+++ EXCERPTED RECORDS +++

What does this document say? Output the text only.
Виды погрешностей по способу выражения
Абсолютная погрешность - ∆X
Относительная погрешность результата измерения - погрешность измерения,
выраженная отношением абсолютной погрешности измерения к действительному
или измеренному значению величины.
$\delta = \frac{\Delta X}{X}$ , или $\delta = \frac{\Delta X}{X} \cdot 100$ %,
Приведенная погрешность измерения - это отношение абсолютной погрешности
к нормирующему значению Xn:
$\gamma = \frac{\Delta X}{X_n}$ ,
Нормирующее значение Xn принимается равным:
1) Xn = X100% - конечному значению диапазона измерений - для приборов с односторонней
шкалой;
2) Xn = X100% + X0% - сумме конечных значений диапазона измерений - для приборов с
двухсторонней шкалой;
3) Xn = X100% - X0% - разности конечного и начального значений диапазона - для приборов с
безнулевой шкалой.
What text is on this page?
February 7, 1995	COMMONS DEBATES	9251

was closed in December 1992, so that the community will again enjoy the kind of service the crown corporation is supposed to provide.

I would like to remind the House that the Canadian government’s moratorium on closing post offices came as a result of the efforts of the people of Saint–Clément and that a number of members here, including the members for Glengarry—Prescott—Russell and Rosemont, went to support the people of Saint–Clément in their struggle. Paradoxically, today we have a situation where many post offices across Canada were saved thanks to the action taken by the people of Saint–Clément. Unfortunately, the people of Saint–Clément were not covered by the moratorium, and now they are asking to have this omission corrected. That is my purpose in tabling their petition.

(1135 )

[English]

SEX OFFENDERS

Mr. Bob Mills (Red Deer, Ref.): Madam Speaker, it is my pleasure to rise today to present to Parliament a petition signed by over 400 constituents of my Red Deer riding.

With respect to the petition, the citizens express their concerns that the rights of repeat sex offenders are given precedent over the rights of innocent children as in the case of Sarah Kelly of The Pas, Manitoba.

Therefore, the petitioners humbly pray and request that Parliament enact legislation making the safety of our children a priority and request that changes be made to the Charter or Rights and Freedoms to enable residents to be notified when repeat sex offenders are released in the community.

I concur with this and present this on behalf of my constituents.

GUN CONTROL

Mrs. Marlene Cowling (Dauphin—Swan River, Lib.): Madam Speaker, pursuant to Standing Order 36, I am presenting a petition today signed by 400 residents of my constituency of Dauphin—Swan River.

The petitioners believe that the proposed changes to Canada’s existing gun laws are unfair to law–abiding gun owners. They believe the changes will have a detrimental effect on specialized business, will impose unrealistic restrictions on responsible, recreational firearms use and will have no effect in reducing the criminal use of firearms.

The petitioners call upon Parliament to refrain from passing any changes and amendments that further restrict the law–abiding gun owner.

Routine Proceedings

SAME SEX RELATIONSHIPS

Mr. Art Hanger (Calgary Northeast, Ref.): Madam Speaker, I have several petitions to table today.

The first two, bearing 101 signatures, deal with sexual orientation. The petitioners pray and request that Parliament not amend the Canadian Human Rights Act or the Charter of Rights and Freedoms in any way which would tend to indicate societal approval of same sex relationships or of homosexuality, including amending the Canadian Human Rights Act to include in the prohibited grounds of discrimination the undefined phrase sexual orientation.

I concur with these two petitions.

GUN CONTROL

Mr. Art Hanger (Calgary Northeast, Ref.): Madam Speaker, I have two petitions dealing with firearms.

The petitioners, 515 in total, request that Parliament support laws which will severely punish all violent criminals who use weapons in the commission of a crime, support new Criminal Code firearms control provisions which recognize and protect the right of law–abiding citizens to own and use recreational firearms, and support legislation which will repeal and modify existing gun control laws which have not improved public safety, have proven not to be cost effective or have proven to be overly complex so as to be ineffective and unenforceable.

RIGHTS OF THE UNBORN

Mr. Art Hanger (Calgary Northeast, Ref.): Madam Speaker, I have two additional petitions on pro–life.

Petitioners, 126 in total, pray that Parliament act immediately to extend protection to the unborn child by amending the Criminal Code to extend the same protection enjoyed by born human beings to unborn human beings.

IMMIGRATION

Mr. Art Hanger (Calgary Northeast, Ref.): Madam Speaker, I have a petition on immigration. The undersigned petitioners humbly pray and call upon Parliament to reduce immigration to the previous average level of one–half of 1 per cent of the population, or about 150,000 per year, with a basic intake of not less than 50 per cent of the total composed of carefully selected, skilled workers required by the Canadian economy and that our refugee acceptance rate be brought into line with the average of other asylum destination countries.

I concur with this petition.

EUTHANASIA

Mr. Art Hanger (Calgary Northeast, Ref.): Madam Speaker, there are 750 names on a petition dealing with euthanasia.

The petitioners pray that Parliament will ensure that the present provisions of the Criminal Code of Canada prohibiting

+++

Find how many lines of the entries contain "What". Respond with the number only.

2